## Input data
>> BEGIN
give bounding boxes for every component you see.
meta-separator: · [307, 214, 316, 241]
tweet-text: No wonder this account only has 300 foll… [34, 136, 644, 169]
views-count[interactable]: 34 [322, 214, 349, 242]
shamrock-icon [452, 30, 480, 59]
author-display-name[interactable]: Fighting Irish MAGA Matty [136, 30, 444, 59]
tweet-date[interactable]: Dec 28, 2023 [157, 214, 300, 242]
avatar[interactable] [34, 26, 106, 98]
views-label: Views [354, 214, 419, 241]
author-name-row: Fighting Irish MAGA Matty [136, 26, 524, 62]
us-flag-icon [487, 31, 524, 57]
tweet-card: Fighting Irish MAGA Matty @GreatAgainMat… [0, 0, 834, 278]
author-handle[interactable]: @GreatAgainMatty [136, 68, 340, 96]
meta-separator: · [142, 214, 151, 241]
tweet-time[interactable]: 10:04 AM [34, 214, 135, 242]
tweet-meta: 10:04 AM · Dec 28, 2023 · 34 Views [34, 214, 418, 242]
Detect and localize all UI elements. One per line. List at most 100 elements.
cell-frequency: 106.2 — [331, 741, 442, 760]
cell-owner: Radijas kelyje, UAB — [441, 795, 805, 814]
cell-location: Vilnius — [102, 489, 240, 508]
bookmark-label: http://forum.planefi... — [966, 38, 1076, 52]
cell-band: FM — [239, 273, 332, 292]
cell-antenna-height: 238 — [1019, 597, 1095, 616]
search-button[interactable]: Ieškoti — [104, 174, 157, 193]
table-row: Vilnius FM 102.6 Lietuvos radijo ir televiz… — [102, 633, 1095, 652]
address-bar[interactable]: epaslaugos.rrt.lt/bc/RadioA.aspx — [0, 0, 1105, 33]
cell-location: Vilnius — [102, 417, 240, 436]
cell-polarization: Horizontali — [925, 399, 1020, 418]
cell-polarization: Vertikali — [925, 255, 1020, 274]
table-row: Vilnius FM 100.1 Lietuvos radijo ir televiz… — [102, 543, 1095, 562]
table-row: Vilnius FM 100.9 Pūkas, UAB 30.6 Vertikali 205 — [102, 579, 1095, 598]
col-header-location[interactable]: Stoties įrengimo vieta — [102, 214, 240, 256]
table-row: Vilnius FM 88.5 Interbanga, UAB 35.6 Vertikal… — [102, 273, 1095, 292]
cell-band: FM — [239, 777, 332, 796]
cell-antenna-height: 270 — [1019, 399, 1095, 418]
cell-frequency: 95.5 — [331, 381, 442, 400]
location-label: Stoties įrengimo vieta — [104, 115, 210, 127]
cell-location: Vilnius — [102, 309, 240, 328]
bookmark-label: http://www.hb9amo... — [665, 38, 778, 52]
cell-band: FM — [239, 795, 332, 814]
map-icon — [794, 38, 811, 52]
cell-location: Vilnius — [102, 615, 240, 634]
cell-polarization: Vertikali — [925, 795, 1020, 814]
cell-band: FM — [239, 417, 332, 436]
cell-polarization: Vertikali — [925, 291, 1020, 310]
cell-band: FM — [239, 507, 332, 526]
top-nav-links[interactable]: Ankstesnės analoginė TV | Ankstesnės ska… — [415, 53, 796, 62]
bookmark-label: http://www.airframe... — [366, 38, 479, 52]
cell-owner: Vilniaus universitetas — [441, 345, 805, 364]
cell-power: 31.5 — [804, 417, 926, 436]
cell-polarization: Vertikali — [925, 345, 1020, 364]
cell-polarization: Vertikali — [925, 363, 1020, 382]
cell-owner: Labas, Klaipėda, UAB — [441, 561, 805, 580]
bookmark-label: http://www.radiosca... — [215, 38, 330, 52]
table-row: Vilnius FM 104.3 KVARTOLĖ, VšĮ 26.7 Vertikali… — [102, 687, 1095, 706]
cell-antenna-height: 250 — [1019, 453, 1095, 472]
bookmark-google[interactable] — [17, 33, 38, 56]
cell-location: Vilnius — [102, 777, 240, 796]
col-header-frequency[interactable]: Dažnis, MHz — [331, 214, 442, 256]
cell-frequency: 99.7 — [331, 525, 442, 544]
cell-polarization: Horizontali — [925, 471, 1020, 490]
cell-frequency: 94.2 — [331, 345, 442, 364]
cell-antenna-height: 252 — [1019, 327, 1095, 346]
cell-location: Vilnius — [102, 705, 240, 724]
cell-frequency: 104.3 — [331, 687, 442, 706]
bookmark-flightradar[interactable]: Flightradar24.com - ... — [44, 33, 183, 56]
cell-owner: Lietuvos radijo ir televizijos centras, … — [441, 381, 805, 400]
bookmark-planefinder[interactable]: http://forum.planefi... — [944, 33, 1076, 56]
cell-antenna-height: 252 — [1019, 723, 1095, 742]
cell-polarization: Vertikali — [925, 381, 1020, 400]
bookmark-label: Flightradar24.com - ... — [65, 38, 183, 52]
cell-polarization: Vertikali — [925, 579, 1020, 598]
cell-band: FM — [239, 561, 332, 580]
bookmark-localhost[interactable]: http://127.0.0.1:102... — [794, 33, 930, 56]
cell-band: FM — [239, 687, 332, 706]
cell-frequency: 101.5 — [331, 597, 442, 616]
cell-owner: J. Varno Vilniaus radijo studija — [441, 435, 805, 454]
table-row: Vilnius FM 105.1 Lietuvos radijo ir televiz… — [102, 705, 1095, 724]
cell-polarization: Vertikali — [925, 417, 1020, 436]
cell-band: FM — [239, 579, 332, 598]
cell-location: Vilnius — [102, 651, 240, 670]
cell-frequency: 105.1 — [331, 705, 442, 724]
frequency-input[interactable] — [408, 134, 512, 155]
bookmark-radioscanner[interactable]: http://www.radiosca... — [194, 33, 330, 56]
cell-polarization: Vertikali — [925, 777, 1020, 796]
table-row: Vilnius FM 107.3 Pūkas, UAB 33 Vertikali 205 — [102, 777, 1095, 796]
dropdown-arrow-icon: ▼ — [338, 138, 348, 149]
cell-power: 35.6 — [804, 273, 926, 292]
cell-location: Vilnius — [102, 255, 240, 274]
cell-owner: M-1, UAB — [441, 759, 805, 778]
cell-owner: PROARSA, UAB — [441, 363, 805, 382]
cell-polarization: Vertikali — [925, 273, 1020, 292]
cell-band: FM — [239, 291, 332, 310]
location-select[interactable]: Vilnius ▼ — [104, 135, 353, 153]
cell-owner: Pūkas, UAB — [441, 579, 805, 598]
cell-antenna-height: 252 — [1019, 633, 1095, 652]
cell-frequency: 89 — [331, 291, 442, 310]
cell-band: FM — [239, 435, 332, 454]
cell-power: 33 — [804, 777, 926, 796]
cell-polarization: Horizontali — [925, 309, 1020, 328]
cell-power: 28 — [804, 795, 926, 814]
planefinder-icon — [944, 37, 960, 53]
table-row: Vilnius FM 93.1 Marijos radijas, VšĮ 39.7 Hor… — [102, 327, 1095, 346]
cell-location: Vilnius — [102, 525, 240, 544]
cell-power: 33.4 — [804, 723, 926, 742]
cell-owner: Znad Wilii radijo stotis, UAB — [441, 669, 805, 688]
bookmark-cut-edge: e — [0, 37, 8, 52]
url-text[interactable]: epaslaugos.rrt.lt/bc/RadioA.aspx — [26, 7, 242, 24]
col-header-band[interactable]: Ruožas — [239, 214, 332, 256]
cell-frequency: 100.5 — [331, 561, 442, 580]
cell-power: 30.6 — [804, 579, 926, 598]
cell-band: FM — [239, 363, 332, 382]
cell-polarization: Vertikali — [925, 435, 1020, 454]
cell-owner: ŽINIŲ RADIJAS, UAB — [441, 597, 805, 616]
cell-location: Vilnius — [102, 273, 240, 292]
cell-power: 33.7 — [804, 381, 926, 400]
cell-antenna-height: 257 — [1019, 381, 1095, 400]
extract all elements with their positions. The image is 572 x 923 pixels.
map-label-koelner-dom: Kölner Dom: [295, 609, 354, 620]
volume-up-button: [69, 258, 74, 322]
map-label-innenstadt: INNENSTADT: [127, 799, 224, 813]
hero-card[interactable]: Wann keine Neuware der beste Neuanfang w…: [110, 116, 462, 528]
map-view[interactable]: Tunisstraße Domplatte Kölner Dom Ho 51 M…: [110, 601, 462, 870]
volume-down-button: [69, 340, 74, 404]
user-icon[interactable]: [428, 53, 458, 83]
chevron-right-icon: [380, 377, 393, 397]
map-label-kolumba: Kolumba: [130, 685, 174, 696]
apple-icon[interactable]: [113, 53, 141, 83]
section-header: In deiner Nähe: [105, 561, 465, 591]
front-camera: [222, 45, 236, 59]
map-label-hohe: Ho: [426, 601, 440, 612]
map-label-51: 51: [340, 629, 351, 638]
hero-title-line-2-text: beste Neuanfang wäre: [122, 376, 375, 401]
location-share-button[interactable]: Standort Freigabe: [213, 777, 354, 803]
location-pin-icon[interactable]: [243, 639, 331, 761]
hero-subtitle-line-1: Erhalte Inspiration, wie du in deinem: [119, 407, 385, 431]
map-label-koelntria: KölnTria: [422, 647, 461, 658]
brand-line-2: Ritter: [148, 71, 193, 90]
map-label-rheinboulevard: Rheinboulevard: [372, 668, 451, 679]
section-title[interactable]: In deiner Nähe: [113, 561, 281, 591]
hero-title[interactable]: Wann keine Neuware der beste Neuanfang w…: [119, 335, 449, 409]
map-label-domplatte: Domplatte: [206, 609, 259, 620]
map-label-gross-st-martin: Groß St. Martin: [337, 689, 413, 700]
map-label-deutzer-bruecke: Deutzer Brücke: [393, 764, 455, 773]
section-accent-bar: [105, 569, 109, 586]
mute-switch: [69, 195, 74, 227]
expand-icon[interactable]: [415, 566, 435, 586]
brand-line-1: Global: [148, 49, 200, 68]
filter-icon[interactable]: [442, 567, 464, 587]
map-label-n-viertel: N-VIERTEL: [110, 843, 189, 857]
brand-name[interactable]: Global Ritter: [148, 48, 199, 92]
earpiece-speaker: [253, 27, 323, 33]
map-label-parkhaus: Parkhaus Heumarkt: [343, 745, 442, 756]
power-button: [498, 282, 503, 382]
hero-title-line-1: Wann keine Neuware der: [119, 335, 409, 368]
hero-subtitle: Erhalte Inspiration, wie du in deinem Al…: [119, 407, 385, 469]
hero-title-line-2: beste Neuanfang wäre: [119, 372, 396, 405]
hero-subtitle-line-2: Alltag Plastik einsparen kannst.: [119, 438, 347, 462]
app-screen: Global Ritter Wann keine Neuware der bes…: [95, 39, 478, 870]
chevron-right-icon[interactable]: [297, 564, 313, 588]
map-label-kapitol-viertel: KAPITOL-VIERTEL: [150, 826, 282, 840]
>> END
## Direction
How many lines in the listing above contain the string "Domplatte"? Reply with the number alone.

## Finished exercise
2